— Work to complete —
Pick out every line in the items below that contains the string "text", and copy each one.

+++ Supplied material

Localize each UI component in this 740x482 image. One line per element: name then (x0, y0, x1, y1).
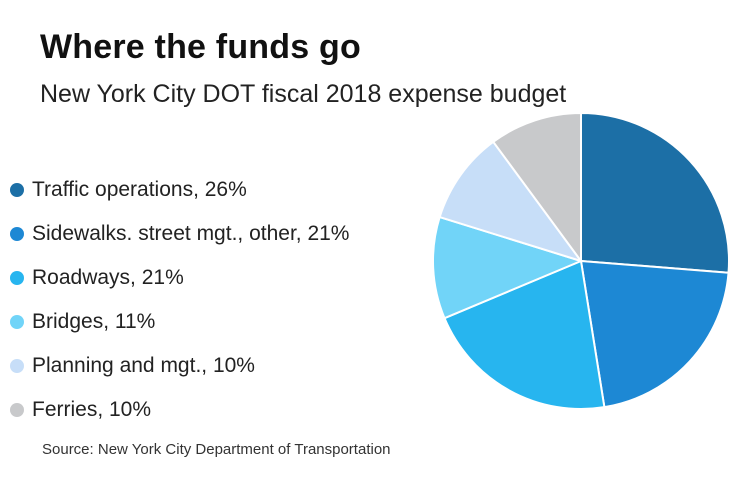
pie-slice-ferries (492, 112, 582, 262)
legend-item-bridges: Bridges, 11% (10, 300, 349, 344)
chart-source: Source: New York City Department of Tran… (42, 441, 391, 458)
pie-slice-roadways (443, 260, 606, 410)
legend-label: Bridges, 11% (32, 310, 156, 333)
legend-swatch (10, 271, 24, 285)
pie-slice-planning-and-mgt (438, 140, 582, 262)
pie-slice-bridges (432, 216, 582, 320)
chart-title: Where the funds go (40, 28, 361, 66)
legend-label: Ferries, 10% (32, 398, 152, 421)
pie-slice-sidewalks-street-mgt-other (580, 260, 730, 409)
chart-subtitle: New York City DOT fiscal 2018 expense bu… (40, 80, 567, 108)
legend: Traffic operations, 26% Sidewalks. stree… (10, 168, 349, 432)
legend-swatch (10, 359, 24, 373)
legend-item-planning: Planning and mgt., 10% (10, 344, 349, 388)
legend-swatch (10, 403, 24, 417)
legend-swatch (10, 227, 24, 241)
pie-chart (432, 112, 730, 410)
legend-label: Planning and mgt., 10% (32, 354, 255, 377)
legend-label: Sidewalks. street mgt., other, 21% (32, 222, 350, 245)
legend-item-sidewalks: Sidewalks. street mgt., other, 21% (10, 212, 349, 256)
legend-swatch (10, 315, 24, 329)
legend-swatch (10, 183, 24, 197)
legend-label: Traffic operations, 26% (32, 178, 247, 201)
legend-item-traffic-operations: Traffic operations, 26% (10, 168, 349, 212)
legend-label: Roadways, 21% (32, 266, 184, 289)
legend-item-ferries: Ferries, 10% (10, 388, 349, 432)
pie-slice-traffic-operations (580, 112, 730, 274)
legend-item-roadways: Roadways, 21% (10, 256, 349, 300)
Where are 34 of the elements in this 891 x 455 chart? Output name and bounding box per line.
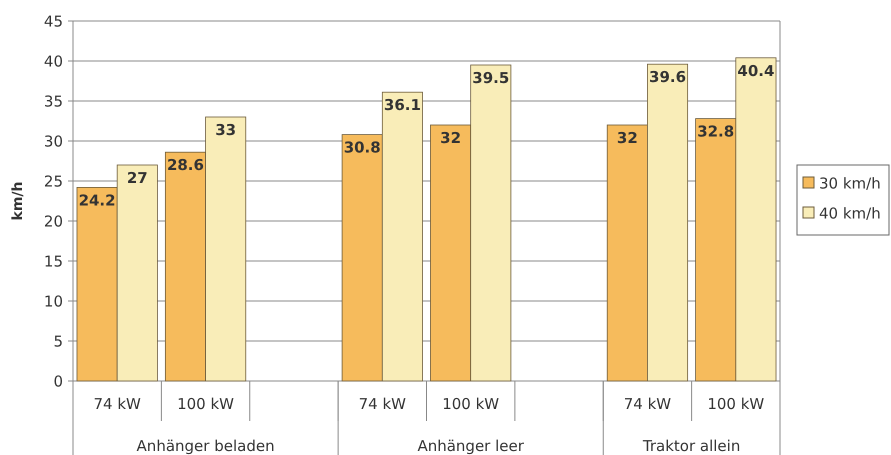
y-tick-label: 40 [44, 52, 63, 70]
data-label: 32.8 [697, 122, 734, 141]
y-tick-label: 5 [53, 332, 63, 350]
data-label: 40.4 [737, 62, 774, 80]
x-tick-label: 100 kW [177, 395, 234, 413]
data-label: 33 [215, 121, 236, 139]
text: Anhänger leer [417, 437, 525, 455]
y-tick-label: 25 [44, 172, 63, 190]
x-tick-label: 100 kW [707, 395, 764, 413]
data-label: 39.5 [472, 69, 510, 87]
data-label: 32 [440, 129, 462, 147]
y-axis-title: km/h [10, 182, 26, 220]
data-label: 36.1 [384, 96, 421, 114]
y-tick-label: 0 [53, 372, 63, 390]
data-label: 39.6 [649, 68, 686, 86]
legend-label: 30 km/h [819, 174, 881, 192]
text: Anhänger beladen [136, 437, 275, 455]
data-label: 28.6 [166, 156, 204, 174]
x-tick-label: 74 kW [358, 395, 406, 413]
y-tick-label: 30 [44, 132, 63, 150]
legend-label: 40 km/h [819, 204, 881, 222]
data-label: 30.8 [344, 138, 381, 157]
y-tick-label: 15 [44, 252, 63, 270]
data-label: 32 [616, 129, 638, 147]
x-tick-label: 74 kW [94, 395, 142, 413]
data-label: 27 [126, 169, 148, 187]
text: Traktor allein [642, 437, 740, 455]
x-tick-label: 100 kW [442, 395, 500, 413]
y-tick-label: 45 [44, 12, 63, 30]
y-tick-label: 35 [44, 92, 63, 110]
data-label: 24.2 [78, 191, 116, 210]
y-tick-label: 10 [44, 292, 63, 310]
x-tick-label: 74 kW [624, 395, 672, 413]
y-tick-label: 20 [44, 212, 63, 230]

++++++

— Answer for this exercise —
text: Anhänger leer [417, 437, 525, 455]
text: Anhänger beladen [136, 437, 275, 455]
text: Traktor allein [642, 437, 740, 455]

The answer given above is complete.